**What the task requires:** How many lines of the data hold the word "ylabel"? State the number and nothing else.

**The records:**
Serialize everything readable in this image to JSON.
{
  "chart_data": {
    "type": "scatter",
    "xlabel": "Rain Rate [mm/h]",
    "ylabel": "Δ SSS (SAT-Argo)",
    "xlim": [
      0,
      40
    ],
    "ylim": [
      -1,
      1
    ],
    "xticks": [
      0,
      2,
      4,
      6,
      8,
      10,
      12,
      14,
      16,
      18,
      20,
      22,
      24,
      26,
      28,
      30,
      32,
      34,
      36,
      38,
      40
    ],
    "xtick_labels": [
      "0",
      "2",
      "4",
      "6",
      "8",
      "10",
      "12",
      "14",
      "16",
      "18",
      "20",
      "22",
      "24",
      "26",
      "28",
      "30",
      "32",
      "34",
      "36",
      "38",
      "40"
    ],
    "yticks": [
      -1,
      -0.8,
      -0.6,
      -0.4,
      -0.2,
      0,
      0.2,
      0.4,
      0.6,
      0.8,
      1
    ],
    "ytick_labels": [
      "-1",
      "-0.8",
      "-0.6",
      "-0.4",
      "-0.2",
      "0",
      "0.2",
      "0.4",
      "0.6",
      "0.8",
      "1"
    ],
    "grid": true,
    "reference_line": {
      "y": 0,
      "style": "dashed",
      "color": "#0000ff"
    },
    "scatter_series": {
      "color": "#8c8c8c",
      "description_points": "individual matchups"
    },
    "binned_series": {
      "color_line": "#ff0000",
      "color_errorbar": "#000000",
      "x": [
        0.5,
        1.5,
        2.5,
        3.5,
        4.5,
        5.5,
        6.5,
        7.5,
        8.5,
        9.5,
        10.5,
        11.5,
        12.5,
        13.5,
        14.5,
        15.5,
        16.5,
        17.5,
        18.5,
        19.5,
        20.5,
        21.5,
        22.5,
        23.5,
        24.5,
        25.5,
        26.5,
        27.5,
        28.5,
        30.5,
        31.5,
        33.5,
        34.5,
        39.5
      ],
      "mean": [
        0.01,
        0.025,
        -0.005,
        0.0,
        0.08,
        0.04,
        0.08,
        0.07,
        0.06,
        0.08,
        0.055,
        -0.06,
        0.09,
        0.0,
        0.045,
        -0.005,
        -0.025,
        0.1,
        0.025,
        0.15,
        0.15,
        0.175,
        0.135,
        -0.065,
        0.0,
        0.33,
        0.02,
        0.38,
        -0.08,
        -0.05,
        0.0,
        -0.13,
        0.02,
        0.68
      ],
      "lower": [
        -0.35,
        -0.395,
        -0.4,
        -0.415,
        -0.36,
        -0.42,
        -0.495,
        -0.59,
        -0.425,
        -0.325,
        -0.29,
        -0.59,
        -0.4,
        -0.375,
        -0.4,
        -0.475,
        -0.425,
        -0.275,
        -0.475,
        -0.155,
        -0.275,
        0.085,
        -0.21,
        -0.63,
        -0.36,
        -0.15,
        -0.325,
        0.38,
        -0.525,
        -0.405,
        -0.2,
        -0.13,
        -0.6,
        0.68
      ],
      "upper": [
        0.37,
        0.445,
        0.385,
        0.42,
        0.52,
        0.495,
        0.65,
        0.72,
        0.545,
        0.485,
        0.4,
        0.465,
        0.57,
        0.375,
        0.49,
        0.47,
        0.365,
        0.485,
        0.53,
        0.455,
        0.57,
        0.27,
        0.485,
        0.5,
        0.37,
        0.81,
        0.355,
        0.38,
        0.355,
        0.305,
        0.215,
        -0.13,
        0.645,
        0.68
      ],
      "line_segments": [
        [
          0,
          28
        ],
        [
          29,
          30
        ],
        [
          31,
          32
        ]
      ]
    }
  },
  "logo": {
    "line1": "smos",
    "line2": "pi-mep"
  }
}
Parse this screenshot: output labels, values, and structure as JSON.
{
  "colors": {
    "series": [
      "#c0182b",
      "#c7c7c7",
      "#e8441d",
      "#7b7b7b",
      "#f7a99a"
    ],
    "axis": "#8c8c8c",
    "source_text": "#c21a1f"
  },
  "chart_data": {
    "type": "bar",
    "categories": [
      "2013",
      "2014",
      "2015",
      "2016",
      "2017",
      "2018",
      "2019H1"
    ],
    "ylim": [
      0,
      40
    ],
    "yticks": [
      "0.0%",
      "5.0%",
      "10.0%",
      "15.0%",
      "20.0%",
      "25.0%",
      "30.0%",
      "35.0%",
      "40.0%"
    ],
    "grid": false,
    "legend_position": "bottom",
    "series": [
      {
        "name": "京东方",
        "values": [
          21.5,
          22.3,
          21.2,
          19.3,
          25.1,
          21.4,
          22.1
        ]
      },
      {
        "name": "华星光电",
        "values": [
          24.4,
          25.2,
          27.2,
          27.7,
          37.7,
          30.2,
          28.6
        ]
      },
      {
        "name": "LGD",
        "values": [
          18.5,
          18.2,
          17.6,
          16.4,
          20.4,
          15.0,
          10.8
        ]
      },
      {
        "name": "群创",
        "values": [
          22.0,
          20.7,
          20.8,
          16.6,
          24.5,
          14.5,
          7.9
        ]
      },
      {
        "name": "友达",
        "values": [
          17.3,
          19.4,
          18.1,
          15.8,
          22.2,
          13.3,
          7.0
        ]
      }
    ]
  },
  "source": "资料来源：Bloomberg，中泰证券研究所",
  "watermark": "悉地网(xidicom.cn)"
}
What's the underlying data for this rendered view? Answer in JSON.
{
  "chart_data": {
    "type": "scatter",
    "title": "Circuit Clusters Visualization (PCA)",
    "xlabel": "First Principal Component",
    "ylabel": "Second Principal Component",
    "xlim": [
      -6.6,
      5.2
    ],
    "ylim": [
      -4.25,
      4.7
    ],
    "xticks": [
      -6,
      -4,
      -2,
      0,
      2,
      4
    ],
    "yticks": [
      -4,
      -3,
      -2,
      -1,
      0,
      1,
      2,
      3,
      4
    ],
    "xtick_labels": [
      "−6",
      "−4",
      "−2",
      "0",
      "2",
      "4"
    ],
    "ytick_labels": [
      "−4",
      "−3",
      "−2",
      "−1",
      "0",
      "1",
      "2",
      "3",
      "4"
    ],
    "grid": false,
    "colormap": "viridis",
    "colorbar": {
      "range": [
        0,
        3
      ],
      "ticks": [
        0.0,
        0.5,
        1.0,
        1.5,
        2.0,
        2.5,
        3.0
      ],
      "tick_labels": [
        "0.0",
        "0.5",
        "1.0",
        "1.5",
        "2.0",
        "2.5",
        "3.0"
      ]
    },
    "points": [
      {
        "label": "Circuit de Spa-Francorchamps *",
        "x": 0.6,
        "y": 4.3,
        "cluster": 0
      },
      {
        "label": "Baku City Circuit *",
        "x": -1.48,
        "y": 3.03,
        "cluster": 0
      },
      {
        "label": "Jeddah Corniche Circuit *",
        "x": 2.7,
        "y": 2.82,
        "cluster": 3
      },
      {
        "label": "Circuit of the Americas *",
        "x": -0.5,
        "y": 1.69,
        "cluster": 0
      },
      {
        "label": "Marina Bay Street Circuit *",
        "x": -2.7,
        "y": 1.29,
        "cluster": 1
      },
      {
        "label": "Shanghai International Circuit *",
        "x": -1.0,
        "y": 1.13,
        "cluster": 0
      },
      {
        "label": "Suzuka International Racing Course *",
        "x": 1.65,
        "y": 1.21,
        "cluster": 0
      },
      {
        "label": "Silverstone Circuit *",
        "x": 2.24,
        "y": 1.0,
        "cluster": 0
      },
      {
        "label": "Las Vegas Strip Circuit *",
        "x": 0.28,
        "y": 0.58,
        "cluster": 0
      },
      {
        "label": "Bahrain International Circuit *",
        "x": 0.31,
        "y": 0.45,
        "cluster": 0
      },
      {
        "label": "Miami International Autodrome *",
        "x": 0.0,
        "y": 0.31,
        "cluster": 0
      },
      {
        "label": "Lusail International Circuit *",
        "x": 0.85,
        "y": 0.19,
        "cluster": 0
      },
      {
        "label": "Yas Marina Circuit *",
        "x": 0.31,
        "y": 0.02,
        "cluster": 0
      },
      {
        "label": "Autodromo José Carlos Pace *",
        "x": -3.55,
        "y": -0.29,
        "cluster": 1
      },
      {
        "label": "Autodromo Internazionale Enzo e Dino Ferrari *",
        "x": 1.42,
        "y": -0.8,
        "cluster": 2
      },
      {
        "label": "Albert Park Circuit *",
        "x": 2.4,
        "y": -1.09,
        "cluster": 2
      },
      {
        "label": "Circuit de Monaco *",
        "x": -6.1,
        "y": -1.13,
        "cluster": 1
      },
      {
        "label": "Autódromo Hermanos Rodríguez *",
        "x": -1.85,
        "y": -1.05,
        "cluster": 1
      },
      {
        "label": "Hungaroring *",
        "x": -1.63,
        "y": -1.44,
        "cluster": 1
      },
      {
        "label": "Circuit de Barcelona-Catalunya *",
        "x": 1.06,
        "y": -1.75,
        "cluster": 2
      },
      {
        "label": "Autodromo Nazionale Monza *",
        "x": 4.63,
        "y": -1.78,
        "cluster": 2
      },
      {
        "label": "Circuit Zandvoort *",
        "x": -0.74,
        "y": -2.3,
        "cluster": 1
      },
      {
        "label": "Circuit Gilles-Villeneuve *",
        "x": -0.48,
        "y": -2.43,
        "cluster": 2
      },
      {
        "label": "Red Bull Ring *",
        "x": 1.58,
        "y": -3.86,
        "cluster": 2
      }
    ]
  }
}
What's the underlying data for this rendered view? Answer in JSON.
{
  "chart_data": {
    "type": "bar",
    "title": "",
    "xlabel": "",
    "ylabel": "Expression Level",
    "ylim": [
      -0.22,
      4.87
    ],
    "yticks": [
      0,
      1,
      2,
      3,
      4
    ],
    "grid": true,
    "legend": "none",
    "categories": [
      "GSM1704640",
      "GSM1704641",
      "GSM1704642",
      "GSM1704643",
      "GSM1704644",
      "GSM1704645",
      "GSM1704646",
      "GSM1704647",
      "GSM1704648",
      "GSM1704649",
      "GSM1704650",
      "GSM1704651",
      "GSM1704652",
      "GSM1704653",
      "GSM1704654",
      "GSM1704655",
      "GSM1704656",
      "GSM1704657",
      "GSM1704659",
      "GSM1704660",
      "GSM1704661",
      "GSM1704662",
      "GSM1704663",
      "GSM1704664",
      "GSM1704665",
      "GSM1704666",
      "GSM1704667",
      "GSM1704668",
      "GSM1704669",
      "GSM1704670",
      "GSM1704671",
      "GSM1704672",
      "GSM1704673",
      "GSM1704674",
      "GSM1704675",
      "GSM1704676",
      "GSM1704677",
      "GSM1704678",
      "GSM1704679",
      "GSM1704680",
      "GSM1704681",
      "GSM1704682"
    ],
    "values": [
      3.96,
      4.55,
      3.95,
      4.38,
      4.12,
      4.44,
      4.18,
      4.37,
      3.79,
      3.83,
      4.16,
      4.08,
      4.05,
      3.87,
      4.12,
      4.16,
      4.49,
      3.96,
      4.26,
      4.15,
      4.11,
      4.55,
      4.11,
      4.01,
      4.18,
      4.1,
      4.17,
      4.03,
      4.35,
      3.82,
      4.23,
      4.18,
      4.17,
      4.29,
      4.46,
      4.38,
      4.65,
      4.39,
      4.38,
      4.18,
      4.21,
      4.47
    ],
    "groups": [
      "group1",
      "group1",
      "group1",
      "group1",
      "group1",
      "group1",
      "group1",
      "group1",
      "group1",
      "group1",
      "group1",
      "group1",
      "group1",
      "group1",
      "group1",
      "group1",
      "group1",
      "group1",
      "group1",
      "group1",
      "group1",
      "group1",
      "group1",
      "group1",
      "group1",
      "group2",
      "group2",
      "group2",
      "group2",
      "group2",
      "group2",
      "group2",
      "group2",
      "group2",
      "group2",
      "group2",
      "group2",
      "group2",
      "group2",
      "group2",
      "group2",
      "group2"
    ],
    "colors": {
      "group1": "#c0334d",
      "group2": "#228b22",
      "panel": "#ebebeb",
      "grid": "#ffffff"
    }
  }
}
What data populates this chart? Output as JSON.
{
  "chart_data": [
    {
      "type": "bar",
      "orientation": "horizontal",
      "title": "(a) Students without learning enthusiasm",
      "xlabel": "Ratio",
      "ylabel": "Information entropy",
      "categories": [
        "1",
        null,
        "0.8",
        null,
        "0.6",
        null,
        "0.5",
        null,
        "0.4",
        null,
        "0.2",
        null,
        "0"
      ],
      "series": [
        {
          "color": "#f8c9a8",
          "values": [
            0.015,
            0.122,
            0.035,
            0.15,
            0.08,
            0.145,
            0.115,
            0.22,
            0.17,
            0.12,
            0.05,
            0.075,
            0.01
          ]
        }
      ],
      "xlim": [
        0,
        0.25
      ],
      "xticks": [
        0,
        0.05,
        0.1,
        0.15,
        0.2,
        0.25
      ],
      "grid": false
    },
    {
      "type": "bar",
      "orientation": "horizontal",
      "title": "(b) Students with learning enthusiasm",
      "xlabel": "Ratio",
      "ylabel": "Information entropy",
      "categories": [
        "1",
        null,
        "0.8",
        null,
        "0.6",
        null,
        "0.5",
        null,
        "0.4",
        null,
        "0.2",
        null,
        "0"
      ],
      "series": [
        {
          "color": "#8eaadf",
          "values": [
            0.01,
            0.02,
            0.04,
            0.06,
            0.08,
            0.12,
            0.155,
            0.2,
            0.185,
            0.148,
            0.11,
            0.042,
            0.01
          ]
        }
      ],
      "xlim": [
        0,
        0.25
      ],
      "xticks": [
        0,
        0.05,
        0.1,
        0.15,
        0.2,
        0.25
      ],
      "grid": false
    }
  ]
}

**Response:** 5